Collect the lines of the entries where "lägger" shows up.

[Dataset rows about figures]
^^^^^^^^

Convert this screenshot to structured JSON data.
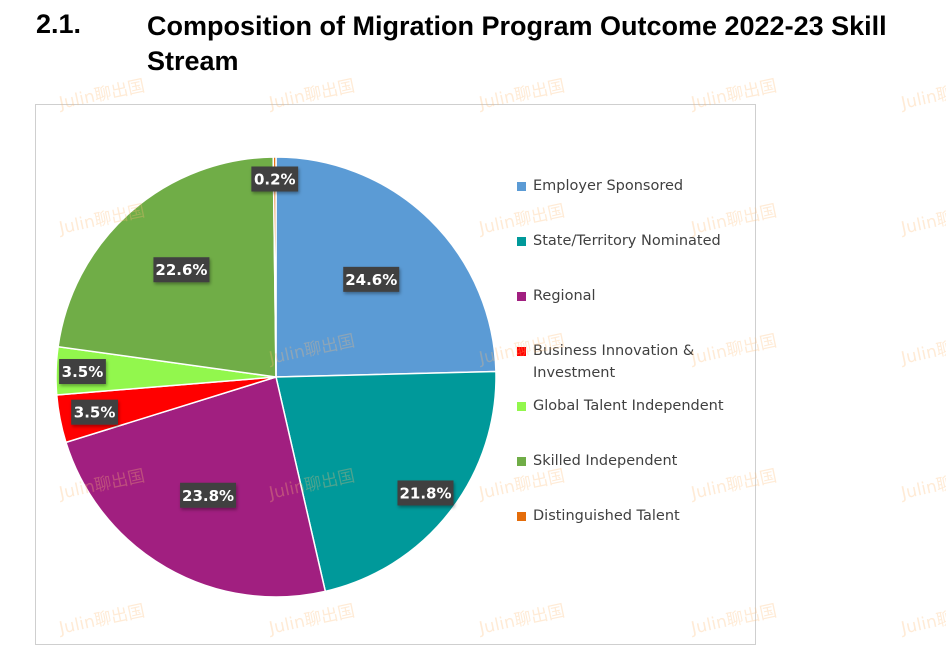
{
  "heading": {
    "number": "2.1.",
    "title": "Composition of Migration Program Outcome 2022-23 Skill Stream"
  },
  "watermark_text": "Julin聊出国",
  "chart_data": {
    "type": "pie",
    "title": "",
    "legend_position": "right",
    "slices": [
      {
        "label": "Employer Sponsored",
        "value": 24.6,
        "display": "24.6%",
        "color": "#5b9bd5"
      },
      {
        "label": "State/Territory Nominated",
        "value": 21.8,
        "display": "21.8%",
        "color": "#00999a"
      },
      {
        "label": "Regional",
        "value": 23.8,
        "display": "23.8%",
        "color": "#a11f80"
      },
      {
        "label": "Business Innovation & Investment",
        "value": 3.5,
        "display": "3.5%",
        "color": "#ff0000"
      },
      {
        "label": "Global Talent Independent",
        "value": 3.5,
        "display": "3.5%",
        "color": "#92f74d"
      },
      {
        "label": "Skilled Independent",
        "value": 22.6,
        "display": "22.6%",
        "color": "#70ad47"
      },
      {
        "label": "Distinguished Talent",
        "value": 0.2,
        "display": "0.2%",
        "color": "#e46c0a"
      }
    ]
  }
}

^^^^^^^^

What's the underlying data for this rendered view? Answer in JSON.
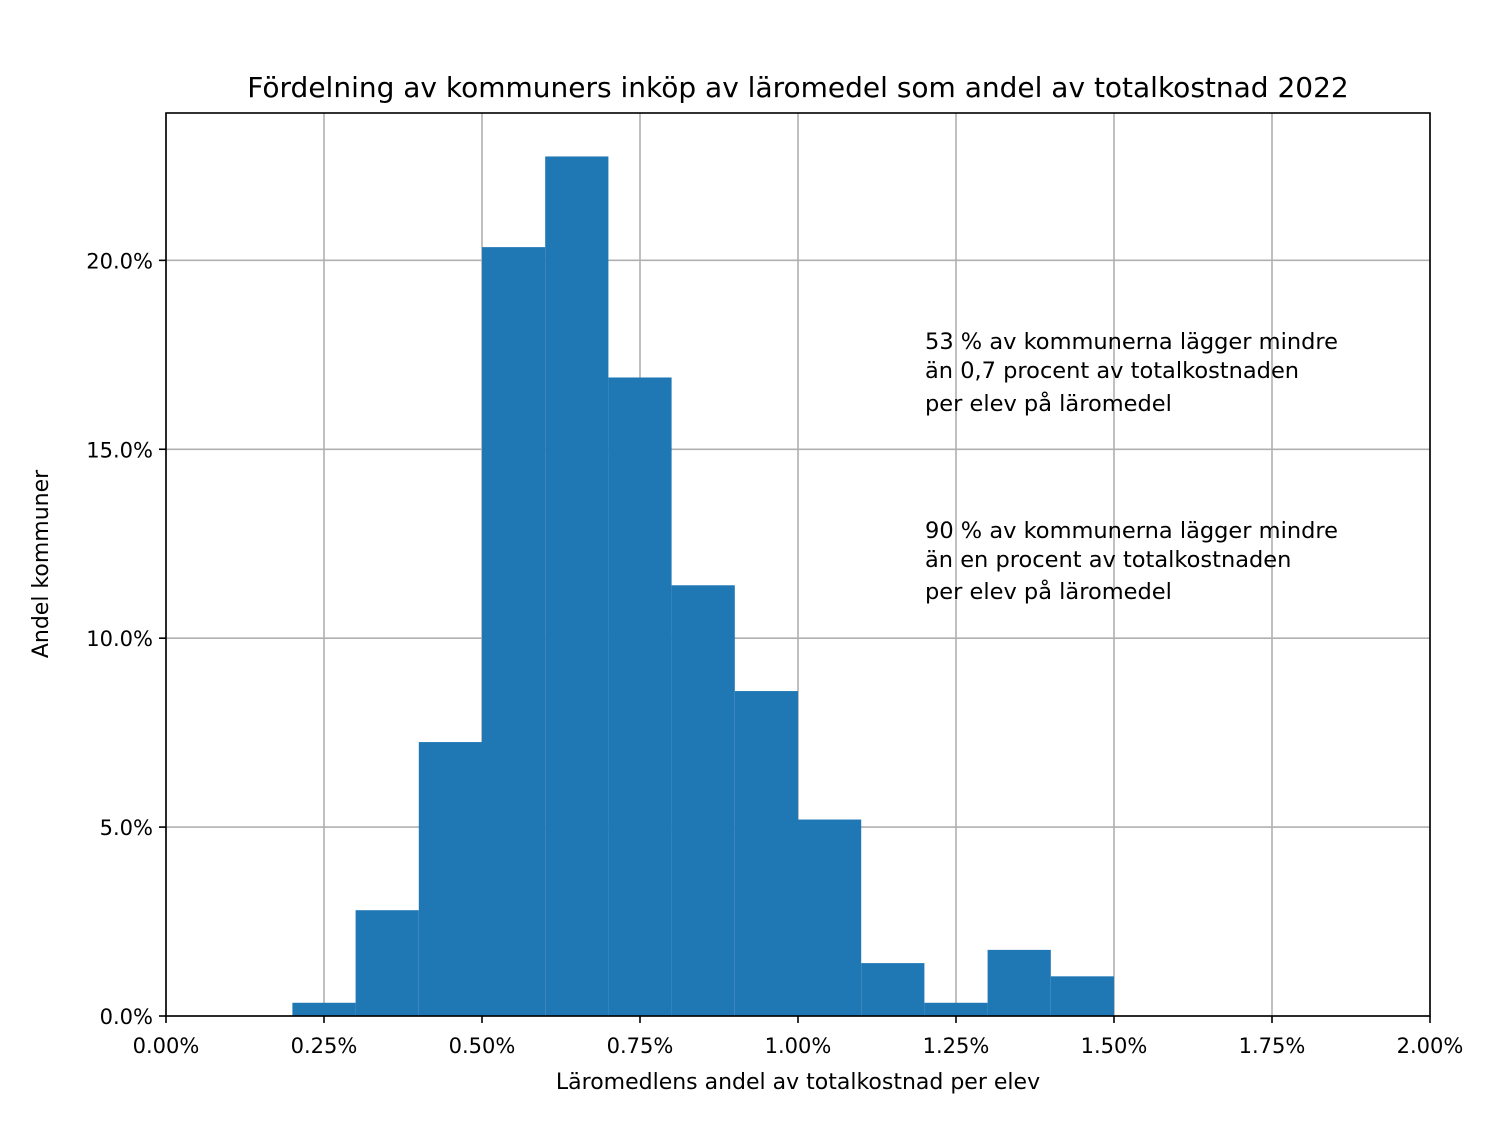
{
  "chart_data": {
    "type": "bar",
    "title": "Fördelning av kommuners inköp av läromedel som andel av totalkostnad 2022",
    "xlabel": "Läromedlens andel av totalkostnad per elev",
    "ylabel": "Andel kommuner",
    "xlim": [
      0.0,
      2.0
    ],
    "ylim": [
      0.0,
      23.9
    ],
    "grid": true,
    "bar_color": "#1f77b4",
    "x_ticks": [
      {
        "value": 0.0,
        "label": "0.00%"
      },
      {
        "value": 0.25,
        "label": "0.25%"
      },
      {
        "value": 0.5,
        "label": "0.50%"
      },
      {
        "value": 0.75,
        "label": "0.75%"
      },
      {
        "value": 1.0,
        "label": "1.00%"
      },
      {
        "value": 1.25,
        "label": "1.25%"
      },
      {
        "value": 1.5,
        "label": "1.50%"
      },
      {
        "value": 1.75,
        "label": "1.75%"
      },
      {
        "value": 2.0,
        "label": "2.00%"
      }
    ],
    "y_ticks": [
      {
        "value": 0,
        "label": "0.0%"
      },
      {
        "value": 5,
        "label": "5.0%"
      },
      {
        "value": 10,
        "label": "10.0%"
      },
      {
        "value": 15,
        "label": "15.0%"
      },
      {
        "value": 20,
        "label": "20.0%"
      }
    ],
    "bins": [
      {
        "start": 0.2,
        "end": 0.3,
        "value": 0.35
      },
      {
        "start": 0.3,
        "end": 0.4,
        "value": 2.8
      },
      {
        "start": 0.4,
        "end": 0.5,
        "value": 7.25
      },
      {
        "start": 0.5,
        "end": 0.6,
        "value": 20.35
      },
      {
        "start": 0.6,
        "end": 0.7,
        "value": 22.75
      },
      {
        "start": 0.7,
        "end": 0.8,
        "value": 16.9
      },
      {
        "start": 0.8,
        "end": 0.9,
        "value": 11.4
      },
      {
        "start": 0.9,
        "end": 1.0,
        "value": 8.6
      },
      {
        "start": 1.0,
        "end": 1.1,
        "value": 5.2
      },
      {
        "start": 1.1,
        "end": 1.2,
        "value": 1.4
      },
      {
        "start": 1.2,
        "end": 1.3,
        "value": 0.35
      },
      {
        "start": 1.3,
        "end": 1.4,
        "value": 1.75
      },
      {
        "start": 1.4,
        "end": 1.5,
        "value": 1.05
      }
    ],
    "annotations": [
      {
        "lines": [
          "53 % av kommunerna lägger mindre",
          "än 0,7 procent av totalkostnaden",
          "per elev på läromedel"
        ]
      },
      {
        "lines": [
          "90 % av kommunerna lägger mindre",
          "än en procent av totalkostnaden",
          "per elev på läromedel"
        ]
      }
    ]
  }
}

^^^^^^^^

■ Correct result ■
          "53 % av kommunerna lägger mindre",
          "90 % av kommunerna lägger mindre",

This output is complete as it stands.